• **Task description**
Images should be left out, and everything else in the listing reproduced exactly.

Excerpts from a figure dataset
________

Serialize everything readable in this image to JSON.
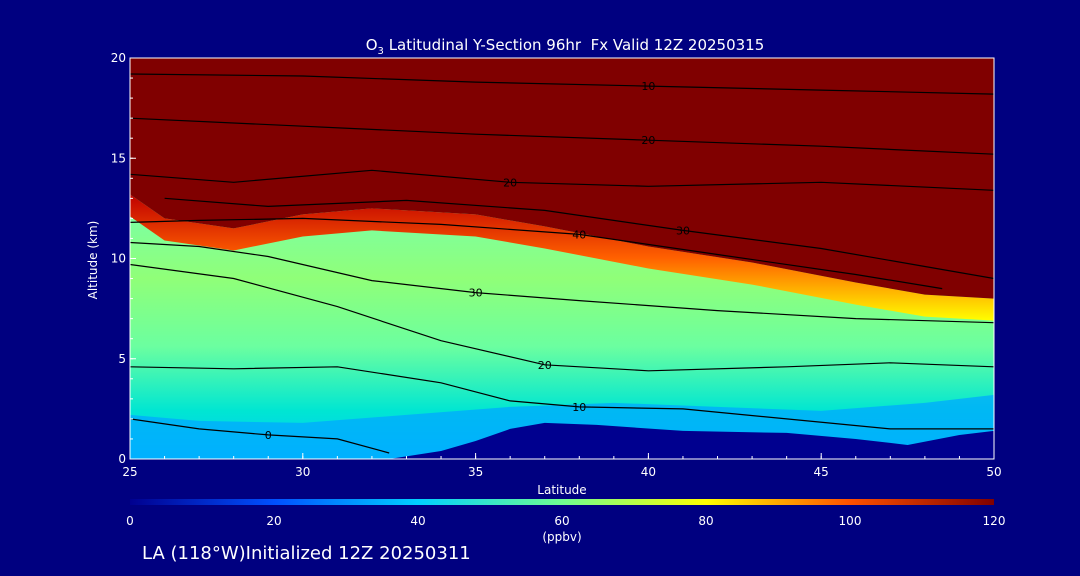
{
  "chart_data": {
    "type": "heatmap",
    "title_prefix": "O",
    "title_sub": "3",
    "title_rest": " Latitudinal Y-Section 96hr  Fx Valid 12Z 20250315",
    "xlabel": "Latitude",
    "ylabel": "Altitude (km)",
    "xlim": [
      25,
      50
    ],
    "ylim": [
      0,
      20
    ],
    "x_ticks": [
      "25",
      "30",
      "35",
      "40",
      "45",
      "50"
    ],
    "y_ticks": [
      "0",
      "5",
      "10",
      "15",
      "20"
    ],
    "colorbar": {
      "min": 0,
      "max": 120,
      "ticks": [
        "0",
        "20",
        "40",
        "60",
        "80",
        "100",
        "120"
      ],
      "units": "(ppbv)",
      "colors": [
        "#00008f",
        "#0050ff",
        "#00d0ff",
        "#70ff90",
        "#ffff00",
        "#ff5000",
        "#800000"
      ]
    },
    "contour_labels": [
      "10",
      "20",
      "30",
      "40"
    ],
    "footer": "LA (118°W)Initialized 12Z 20250311",
    "terrain": [
      [
        32.5,
        0
      ],
      [
        34,
        0.4
      ],
      [
        35,
        0.9
      ],
      [
        36,
        1.5
      ],
      [
        37,
        1.8
      ],
      [
        38.5,
        1.7
      ],
      [
        41,
        1.4
      ],
      [
        44,
        1.3
      ],
      [
        46,
        1.0
      ],
      [
        47.5,
        0.7
      ],
      [
        49,
        1.2
      ],
      [
        50,
        1.4
      ]
    ],
    "tropopause_base": [
      [
        25,
        13.2
      ],
      [
        26,
        12.0
      ],
      [
        28,
        11.5
      ],
      [
        30,
        12.2
      ],
      [
        32,
        12.5
      ],
      [
        35,
        12.2
      ],
      [
        37,
        11.6
      ],
      [
        40,
        10.6
      ],
      [
        43,
        9.8
      ],
      [
        46,
        8.8
      ],
      [
        48,
        8.2
      ],
      [
        50,
        8.0
      ]
    ],
    "contours": [
      {
        "label": "10",
        "points": [
          [
            25,
            19.2
          ],
          [
            30,
            19.1
          ],
          [
            35,
            18.8
          ],
          [
            40,
            18.6
          ],
          [
            45,
            18.4
          ],
          [
            50,
            18.2
          ]
        ]
      },
      {
        "label": "20",
        "points": [
          [
            25,
            17.0
          ],
          [
            30,
            16.6
          ],
          [
            35,
            16.2
          ],
          [
            40,
            15.9
          ],
          [
            45,
            15.6
          ],
          [
            50,
            15.2
          ]
        ]
      },
      {
        "label": "20",
        "points": [
          [
            25,
            14.2
          ],
          [
            28,
            13.8
          ],
          [
            32,
            14.4
          ],
          [
            36,
            13.8
          ],
          [
            40,
            13.6
          ],
          [
            45,
            13.8
          ],
          [
            50,
            13.4
          ]
        ]
      },
      {
        "label": "30",
        "points": [
          [
            26,
            13.0
          ],
          [
            29,
            12.6
          ],
          [
            33,
            12.9
          ],
          [
            37,
            12.4
          ],
          [
            41,
            11.4
          ],
          [
            45,
            10.5
          ],
          [
            48,
            9.6
          ],
          [
            50,
            9.0
          ]
        ]
      },
      {
        "label": "40",
        "points": [
          [
            25,
            11.8
          ],
          [
            27,
            11.9
          ],
          [
            30,
            12.0
          ],
          [
            34,
            11.7
          ],
          [
            38,
            11.2
          ],
          [
            42,
            10.2
          ],
          [
            46,
            9.2
          ],
          [
            48.5,
            8.5
          ]
        ]
      },
      {
        "label": "30",
        "points": [
          [
            25,
            10.8
          ],
          [
            27,
            10.6
          ],
          [
            29,
            10.1
          ],
          [
            32,
            8.9
          ],
          [
            35,
            8.3
          ],
          [
            38,
            7.9
          ],
          [
            42,
            7.4
          ],
          [
            46,
            7.0
          ],
          [
            50,
            6.8
          ]
        ]
      },
      {
        "label": "20",
        "points": [
          [
            25,
            9.7
          ],
          [
            28,
            9.0
          ],
          [
            31,
            7.6
          ],
          [
            34,
            5.9
          ],
          [
            37,
            4.7
          ],
          [
            40,
            4.4
          ],
          [
            44,
            4.6
          ],
          [
            47,
            4.8
          ],
          [
            50,
            4.6
          ]
        ]
      },
      {
        "label": "10",
        "points": [
          [
            25,
            4.6
          ],
          [
            28,
            4.5
          ],
          [
            31,
            4.6
          ],
          [
            34,
            3.8
          ],
          [
            36,
            2.9
          ],
          [
            38,
            2.6
          ],
          [
            41,
            2.5
          ],
          [
            44,
            2.0
          ],
          [
            47,
            1.5
          ],
          [
            50,
            1.5
          ]
        ]
      },
      {
        "label": "0",
        "points": [
          [
            25,
            2.0
          ],
          [
            27,
            1.5
          ],
          [
            29,
            1.2
          ],
          [
            31,
            1.0
          ],
          [
            32.5,
            0.3
          ]
        ]
      }
    ]
  },
  "colors": {
    "background": "#000080",
    "axis": "#ffffff",
    "contour": "#000000",
    "stratosphere": "#800000"
  }
}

________

• **Solved exercise**
Serialize everything readable in this image to JSON.
{
  "chart_data": {
    "type": "heatmap",
    "title_prefix": "O",
    "title_sub": "3",
    "title_rest": " Latitudinal Y-Section 96hr  Fx Valid 12Z 20250315",
    "xlabel": "Latitude",
    "ylabel": "Altitude (km)",
    "xlim": [
      25,
      50
    ],
    "ylim": [
      0,
      20
    ],
    "x_ticks": [
      "25",
      "30",
      "35",
      "40",
      "45",
      "50"
    ],
    "y_ticks": [
      "0",
      "5",
      "10",
      "15",
      "20"
    ],
    "colorbar": {
      "min": 0,
      "max": 120,
      "ticks": [
        "0",
        "20",
        "40",
        "60",
        "80",
        "100",
        "120"
      ],
      "units": "(ppbv)",
      "colors": [
        "#00008f",
        "#0050ff",
        "#00d0ff",
        "#70ff90",
        "#ffff00",
        "#ff5000",
        "#800000"
      ]
    },
    "contour_labels": [
      "10",
      "20",
      "30",
      "40"
    ],
    "footer": "LA (118°W)Initialized 12Z 20250311",
    "terrain": [
      [
        32.5,
        0
      ],
      [
        34,
        0.4
      ],
      [
        35,
        0.9
      ],
      [
        36,
        1.5
      ],
      [
        37,
        1.8
      ],
      [
        38.5,
        1.7
      ],
      [
        41,
        1.4
      ],
      [
        44,
        1.3
      ],
      [
        46,
        1.0
      ],
      [
        47.5,
        0.7
      ],
      [
        49,
        1.2
      ],
      [
        50,
        1.4
      ]
    ],
    "tropopause_base": [
      [
        25,
        13.2
      ],
      [
        26,
        12.0
      ],
      [
        28,
        11.5
      ],
      [
        30,
        12.2
      ],
      [
        32,
        12.5
      ],
      [
        35,
        12.2
      ],
      [
        37,
        11.6
      ],
      [
        40,
        10.6
      ],
      [
        43,
        9.8
      ],
      [
        46,
        8.8
      ],
      [
        48,
        8.2
      ],
      [
        50,
        8.0
      ]
    ],
    "contours": [
      {
        "label": "10",
        "points": [
          [
            25,
            19.2
          ],
          [
            30,
            19.1
          ],
          [
            35,
            18.8
          ],
          [
            40,
            18.6
          ],
          [
            45,
            18.4
          ],
          [
            50,
            18.2
          ]
        ]
      },
      {
        "label": "20",
        "points": [
          [
            25,
            17.0
          ],
          [
            30,
            16.6
          ],
          [
            35,
            16.2
          ],
          [
            40,
            15.9
          ],
          [
            45,
            15.6
          ],
          [
            50,
            15.2
          ]
        ]
      },
      {
        "label": "20",
        "points": [
          [
            25,
            14.2
          ],
          [
            28,
            13.8
          ],
          [
            32,
            14.4
          ],
          [
            36,
            13.8
          ],
          [
            40,
            13.6
          ],
          [
            45,
            13.8
          ],
          [
            50,
            13.4
          ]
        ]
      },
      {
        "label": "30",
        "points": [
          [
            26,
            13.0
          ],
          [
            29,
            12.6
          ],
          [
            33,
            12.9
          ],
          [
            37,
            12.4
          ],
          [
            41,
            11.4
          ],
          [
            45,
            10.5
          ],
          [
            48,
            9.6
          ],
          [
            50,
            9.0
          ]
        ]
      },
      {
        "label": "40",
        "points": [
          [
            25,
            11.8
          ],
          [
            27,
            11.9
          ],
          [
            30,
            12.0
          ],
          [
            34,
            11.7
          ],
          [
            38,
            11.2
          ],
          [
            42,
            10.2
          ],
          [
            46,
            9.2
          ],
          [
            48.5,
            8.5
          ]
        ]
      },
      {
        "label": "30",
        "points": [
          [
            25,
            10.8
          ],
          [
            27,
            10.6
          ],
          [
            29,
            10.1
          ],
          [
            32,
            8.9
          ],
          [
            35,
            8.3
          ],
          [
            38,
            7.9
          ],
          [
            42,
            7.4
          ],
          [
            46,
            7.0
          ],
          [
            50,
            6.8
          ]
        ]
      },
      {
        "label": "20",
        "points": [
          [
            25,
            9.7
          ],
          [
            28,
            9.0
          ],
          [
            31,
            7.6
          ],
          [
            34,
            5.9
          ],
          [
            37,
            4.7
          ],
          [
            40,
            4.4
          ],
          [
            44,
            4.6
          ],
          [
            47,
            4.8
          ],
          [
            50,
            4.6
          ]
        ]
      },
      {
        "label": "10",
        "points": [
          [
            25,
            4.6
          ],
          [
            28,
            4.5
          ],
          [
            31,
            4.6
          ],
          [
            34,
            3.8
          ],
          [
            36,
            2.9
          ],
          [
            38,
            2.6
          ],
          [
            41,
            2.5
          ],
          [
            44,
            2.0
          ],
          [
            47,
            1.5
          ],
          [
            50,
            1.5
          ]
        ]
      },
      {
        "label": "0",
        "points": [
          [
            25,
            2.0
          ],
          [
            27,
            1.5
          ],
          [
            29,
            1.2
          ],
          [
            31,
            1.0
          ],
          [
            32.5,
            0.3
          ]
        ]
      }
    ]
  },
  "colors": {
    "background": "#000080",
    "axis": "#ffffff",
    "contour": "#000000",
    "stratosphere": "#800000"
  }
}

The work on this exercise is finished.